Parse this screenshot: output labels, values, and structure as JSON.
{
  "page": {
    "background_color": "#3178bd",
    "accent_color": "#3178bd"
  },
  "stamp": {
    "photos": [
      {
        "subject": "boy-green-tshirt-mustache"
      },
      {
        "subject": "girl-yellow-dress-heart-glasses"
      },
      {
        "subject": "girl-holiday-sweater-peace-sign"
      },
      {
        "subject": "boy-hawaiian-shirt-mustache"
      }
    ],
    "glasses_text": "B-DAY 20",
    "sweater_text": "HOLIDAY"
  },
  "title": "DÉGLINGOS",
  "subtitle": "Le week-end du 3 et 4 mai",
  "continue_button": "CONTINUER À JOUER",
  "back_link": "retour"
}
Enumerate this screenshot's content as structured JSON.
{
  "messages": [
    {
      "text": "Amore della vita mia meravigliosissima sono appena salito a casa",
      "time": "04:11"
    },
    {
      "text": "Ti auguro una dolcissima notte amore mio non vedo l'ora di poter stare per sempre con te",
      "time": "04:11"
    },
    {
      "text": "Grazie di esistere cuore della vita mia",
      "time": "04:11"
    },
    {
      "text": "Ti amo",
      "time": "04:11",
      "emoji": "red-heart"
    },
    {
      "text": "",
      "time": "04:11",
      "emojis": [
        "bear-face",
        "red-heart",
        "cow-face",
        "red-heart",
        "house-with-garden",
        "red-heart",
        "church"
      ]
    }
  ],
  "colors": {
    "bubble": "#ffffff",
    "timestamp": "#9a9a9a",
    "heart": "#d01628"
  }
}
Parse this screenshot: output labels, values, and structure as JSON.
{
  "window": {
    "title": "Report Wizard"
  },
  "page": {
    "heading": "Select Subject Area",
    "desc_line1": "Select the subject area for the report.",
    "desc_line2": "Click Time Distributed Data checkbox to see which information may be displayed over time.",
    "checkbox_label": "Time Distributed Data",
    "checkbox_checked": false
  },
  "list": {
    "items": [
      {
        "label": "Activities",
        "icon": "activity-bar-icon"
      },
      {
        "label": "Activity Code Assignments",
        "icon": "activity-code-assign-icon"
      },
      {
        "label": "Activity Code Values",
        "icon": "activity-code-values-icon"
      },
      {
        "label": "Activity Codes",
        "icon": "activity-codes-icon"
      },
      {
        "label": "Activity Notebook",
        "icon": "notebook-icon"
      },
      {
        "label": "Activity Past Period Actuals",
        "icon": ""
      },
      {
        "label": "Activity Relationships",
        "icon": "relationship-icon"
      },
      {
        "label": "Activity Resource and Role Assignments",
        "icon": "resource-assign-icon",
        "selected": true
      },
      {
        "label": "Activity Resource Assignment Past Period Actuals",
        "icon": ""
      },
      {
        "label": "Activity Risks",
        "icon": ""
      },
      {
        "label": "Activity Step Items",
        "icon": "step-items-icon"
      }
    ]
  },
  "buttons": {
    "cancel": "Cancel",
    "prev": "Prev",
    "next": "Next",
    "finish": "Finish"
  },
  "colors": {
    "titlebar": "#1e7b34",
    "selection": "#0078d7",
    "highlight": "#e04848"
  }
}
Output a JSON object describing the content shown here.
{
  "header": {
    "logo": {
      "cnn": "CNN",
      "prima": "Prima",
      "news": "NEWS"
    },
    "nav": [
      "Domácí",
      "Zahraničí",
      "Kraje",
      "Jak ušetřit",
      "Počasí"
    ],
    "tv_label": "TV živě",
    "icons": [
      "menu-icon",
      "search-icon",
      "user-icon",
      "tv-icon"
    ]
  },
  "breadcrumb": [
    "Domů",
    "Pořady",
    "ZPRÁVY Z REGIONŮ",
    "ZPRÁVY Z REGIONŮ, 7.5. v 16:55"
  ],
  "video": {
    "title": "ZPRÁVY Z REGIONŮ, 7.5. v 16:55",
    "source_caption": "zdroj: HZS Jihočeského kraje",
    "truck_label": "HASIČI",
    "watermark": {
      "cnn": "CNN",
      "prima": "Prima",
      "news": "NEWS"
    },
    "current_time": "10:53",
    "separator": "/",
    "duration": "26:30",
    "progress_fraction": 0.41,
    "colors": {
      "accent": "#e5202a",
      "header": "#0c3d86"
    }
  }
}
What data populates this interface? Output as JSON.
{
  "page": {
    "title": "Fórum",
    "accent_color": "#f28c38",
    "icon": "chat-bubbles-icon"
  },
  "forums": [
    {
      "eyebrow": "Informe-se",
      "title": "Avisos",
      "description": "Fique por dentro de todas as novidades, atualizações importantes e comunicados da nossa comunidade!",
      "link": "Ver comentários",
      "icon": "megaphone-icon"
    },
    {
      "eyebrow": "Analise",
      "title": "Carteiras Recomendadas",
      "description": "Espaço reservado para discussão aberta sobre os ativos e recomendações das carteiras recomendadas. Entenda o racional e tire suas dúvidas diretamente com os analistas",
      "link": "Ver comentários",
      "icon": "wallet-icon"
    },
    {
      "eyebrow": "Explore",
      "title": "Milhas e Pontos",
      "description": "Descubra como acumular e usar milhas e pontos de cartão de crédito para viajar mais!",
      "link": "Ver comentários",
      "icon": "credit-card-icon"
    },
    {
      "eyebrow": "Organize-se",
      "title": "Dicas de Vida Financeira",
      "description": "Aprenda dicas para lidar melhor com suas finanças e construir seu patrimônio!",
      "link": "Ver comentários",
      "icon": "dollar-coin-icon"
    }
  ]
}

Written problem — Please quote the data above in full, with no line missing.

Solution to this problem —
Parse this screenshot: output labels, values, and structure as JSON.
{
  "page": {
    "background_color": "#3178bd",
    "accent_color": "#3178bd"
  },
  "stamp": {
    "photos": [
      {
        "subject": "boy-green-tshirt-mustache"
      },
      {
        "subject": "girl-yellow-dress-heart-glasses"
      },
      {
        "subject": "girl-holiday-sweater-peace-sign"
      },
      {
        "subject": "boy-hawaiian-shirt-mustache"
      }
    ],
    "glasses_text": "B-DAY 20",
    "sweater_text": "HOLIDAY"
  },
  "title": "DÉGLINGOS",
  "subtitle": "Le week-end du 3 et 4 mai",
  "continue_button": "CONTINUER À JOUER",
  "back_link": "retour"
}
Enumerate this screenshot's content as structured JSON.
{
  "messages": [
    {
      "text": "Amore della vita mia meravigliosissima sono appena salito a casa",
      "time": "04:11"
    },
    {
      "text": "Ti auguro una dolcissima notte amore mio non vedo l'ora di poter stare per sempre con te",
      "time": "04:11"
    },
    {
      "text": "Grazie di esistere cuore della vita mia",
      "time": "04:11"
    },
    {
      "text": "Ti amo",
      "time": "04:11",
      "emoji": "red-heart"
    },
    {
      "text": "",
      "time": "04:11",
      "emojis": [
        "bear-face",
        "red-heart",
        "cow-face",
        "red-heart",
        "house-with-garden",
        "red-heart",
        "church"
      ]
    }
  ],
  "colors": {
    "bubble": "#ffffff",
    "timestamp": "#9a9a9a",
    "heart": "#d01628"
  }
}
Parse this screenshot: output labels, values, and structure as JSON.
{
  "window": {
    "title": "Report Wizard"
  },
  "page": {
    "heading": "Select Subject Area",
    "desc_line1": "Select the subject area for the report.",
    "desc_line2": "Click Time Distributed Data checkbox to see which information may be displayed over time.",
    "checkbox_label": "Time Distributed Data",
    "checkbox_checked": false
  },
  "list": {
    "items": [
      {
        "label": "Activities",
        "icon": "activity-bar-icon"
      },
      {
        "label": "Activity Code Assignments",
        "icon": "activity-code-assign-icon"
      },
      {
        "label": "Activity Code Values",
        "icon": "activity-code-values-icon"
      },
      {
        "label": "Activity Codes",
        "icon": "activity-codes-icon"
      },
      {
        "label": "Activity Notebook",
        "icon": "notebook-icon"
      },
      {
        "label": "Activity Past Period Actuals",
        "icon": ""
      },
      {
        "label": "Activity Relationships",
        "icon": "relationship-icon"
      },
      {
        "label": "Activity Resource and Role Assignments",
        "icon": "resource-assign-icon",
        "selected": true
      },
      {
        "label": "Activity Resource Assignment Past Period Actuals",
        "icon": ""
      },
      {
        "label": "Activity Risks",
        "icon": ""
      },
      {
        "label": "Activity Step Items",
        "icon": "step-items-icon"
      }
    ]
  },
  "buttons": {
    "cancel": "Cancel",
    "prev": "Prev",
    "next": "Next",
    "finish": "Finish"
  },
  "colors": {
    "titlebar": "#1e7b34",
    "selection": "#0078d7",
    "highlight": "#e04848"
  }
}
Output a JSON object describing the content shown here.
{
  "header": {
    "logo": {
      "cnn": "CNN",
      "prima": "Prima",
      "news": "NEWS"
    },
    "nav": [
      "Domácí",
      "Zahraničí",
      "Kraje",
      "Jak ušetřit",
      "Počasí"
    ],
    "tv_label": "TV živě",
    "icons": [
      "menu-icon",
      "search-icon",
      "user-icon",
      "tv-icon"
    ]
  },
  "breadcrumb": [
    "Domů",
    "Pořady",
    "ZPRÁVY Z REGIONŮ",
    "ZPRÁVY Z REGIONŮ, 7.5. v 16:55"
  ],
  "video": {
    "title": "ZPRÁVY Z REGIONŮ, 7.5. v 16:55",
    "source_caption": "zdroj: HZS Jihočeského kraje",
    "truck_label": "HASIČI",
    "watermark": {
      "cnn": "CNN",
      "prima": "Prima",
      "news": "NEWS"
    },
    "current_time": "10:53",
    "separator": "/",
    "duration": "26:30",
    "progress_fraction": 0.41,
    "colors": {
      "accent": "#e5202a",
      "header": "#0c3d86"
    }
  }
}
What data populates this interface? Output as JSON.
{
  "page": {
    "title": "Fórum",
    "accent_color": "#f28c38",
    "icon": "chat-bubbles-icon"
  },
  "forums": [
    {
      "eyebrow": "Informe-se",
      "title": "Avisos",
      "description": "Fique por dentro de todas as novidades, atualizações importantes e comunicados da nossa comunidade!",
      "link": "Ver comentários",
      "icon": "megaphone-icon"
    },
    {
      "eyebrow": "Analise",
      "title": "Carteiras Recomendadas",
      "description": "Espaço reservado para discussão aberta sobre os ativos e recomendações das carteiras recomendadas. Entenda o racional e tire suas dúvidas diretamente com os analistas",
      "link": "Ver comentários",
      "icon": "wallet-icon"
    },
    {
      "eyebrow": "Explore",
      "title": "Milhas e Pontos",
      "description": "Descubra como acumular e usar milhas e pontos de cartão de crédito para viajar mais!",
      "link": "Ver comentários",
      "icon": "credit-card-icon"
    },
    {
      "eyebrow": "Organize-se",
      "title": "Dicas de Vida Financeira",
      "description": "Aprenda dicas para lidar melhor com suas finanças e construir seu patrimônio!",
      "link": "Ver comentários",
      "icon": "dollar-coin-icon"
    }
  ]
}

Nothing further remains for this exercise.